The number needed is how many lines in these entries contain "Mülheim"; give it alone.

▶ [Data for this exercise]:

------------------------------------

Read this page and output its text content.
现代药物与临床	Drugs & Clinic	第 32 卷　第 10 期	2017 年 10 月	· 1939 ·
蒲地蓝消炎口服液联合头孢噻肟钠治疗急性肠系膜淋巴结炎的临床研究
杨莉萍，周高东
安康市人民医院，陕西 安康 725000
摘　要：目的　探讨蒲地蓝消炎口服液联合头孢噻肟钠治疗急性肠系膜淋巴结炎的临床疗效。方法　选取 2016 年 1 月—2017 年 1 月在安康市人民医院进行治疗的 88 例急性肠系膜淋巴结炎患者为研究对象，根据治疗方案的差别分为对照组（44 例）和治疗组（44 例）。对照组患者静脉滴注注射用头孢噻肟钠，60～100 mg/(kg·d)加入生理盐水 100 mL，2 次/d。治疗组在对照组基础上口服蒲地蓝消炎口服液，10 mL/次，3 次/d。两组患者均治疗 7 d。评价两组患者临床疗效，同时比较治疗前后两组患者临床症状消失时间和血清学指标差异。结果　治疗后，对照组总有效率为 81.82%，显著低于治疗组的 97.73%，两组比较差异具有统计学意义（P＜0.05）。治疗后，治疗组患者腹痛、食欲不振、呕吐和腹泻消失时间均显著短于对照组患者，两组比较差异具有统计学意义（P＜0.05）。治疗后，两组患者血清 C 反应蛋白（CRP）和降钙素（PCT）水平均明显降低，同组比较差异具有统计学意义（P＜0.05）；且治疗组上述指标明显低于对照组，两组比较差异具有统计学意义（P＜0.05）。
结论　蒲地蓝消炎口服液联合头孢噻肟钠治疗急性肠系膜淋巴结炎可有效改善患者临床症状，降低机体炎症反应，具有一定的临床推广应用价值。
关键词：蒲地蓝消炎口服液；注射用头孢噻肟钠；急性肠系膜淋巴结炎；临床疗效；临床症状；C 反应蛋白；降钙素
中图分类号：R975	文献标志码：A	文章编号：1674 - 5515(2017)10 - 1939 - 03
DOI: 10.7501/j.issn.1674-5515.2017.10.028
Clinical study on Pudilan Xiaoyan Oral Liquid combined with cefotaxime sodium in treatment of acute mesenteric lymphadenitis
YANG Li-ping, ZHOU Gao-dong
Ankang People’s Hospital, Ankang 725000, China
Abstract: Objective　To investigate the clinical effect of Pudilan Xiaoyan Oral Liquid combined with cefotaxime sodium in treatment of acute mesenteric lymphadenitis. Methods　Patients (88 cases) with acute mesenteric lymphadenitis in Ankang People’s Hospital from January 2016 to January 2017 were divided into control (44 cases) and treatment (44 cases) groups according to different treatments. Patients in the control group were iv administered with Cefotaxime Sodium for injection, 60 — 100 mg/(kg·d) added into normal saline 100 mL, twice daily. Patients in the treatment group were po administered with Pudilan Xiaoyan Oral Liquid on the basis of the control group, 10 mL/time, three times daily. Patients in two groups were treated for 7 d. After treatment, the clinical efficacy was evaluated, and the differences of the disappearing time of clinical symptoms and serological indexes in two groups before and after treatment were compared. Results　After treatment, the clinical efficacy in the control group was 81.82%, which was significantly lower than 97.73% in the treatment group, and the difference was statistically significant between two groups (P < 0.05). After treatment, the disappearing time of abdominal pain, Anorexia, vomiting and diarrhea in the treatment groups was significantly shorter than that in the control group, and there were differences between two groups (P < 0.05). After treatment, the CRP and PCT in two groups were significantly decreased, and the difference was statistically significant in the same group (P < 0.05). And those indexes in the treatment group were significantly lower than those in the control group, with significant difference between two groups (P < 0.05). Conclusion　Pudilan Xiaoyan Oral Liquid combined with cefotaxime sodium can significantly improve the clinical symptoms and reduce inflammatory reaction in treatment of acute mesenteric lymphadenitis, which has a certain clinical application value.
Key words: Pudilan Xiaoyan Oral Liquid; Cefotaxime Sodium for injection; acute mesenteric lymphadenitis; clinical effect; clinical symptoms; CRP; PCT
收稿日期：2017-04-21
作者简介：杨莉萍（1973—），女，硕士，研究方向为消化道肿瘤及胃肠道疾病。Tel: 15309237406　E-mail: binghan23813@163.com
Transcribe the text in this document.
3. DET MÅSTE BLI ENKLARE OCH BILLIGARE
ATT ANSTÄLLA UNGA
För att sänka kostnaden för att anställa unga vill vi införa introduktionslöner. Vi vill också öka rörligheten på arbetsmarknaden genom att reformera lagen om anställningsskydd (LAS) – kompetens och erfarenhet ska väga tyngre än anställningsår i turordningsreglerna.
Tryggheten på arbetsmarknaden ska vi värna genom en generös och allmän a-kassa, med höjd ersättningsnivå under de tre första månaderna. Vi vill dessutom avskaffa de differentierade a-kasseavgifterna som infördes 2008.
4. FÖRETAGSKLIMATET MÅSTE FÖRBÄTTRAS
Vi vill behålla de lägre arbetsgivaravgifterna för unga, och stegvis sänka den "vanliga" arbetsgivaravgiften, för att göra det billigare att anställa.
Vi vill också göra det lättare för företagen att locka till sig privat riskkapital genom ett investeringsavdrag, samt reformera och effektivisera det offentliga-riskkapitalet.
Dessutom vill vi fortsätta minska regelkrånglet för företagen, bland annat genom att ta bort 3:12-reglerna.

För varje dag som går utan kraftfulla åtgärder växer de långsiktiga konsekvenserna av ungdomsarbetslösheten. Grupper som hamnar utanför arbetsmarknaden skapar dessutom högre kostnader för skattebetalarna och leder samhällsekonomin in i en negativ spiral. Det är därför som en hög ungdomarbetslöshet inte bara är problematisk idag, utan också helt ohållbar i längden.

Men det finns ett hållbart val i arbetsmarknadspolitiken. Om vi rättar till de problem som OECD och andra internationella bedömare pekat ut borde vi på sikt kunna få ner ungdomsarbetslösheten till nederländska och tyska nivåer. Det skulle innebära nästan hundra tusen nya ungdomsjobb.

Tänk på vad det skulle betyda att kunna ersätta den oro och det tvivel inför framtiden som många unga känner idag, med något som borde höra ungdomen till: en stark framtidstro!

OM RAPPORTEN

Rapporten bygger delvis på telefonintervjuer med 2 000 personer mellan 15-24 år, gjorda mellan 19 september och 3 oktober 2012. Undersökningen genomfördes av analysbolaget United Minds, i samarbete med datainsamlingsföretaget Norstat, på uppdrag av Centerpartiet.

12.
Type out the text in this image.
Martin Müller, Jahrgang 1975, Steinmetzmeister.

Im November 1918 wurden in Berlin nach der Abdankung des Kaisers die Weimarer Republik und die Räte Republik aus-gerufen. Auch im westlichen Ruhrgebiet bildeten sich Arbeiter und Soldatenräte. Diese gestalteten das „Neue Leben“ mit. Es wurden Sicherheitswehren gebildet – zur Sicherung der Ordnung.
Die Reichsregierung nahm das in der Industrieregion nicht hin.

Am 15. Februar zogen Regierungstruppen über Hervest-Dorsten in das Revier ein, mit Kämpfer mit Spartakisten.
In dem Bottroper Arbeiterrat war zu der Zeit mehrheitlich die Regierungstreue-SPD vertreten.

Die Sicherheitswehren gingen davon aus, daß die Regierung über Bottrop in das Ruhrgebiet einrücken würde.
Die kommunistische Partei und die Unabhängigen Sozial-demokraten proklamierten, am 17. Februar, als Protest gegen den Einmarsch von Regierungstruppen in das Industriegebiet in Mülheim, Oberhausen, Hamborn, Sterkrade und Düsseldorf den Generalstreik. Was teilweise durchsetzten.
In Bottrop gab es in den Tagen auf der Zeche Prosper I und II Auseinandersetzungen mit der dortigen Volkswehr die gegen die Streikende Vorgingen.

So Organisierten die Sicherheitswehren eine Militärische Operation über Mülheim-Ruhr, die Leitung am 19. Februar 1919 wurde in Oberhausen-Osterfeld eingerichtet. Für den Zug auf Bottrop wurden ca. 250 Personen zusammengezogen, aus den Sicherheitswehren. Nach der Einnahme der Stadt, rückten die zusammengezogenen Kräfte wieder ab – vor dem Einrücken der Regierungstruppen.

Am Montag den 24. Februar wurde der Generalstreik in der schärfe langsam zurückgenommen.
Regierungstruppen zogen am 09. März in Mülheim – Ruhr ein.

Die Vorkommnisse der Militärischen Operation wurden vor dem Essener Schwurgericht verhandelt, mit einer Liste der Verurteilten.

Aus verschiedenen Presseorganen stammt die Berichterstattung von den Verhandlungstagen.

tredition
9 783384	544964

------------------------------------

▶ [Solution for this exercise]:
3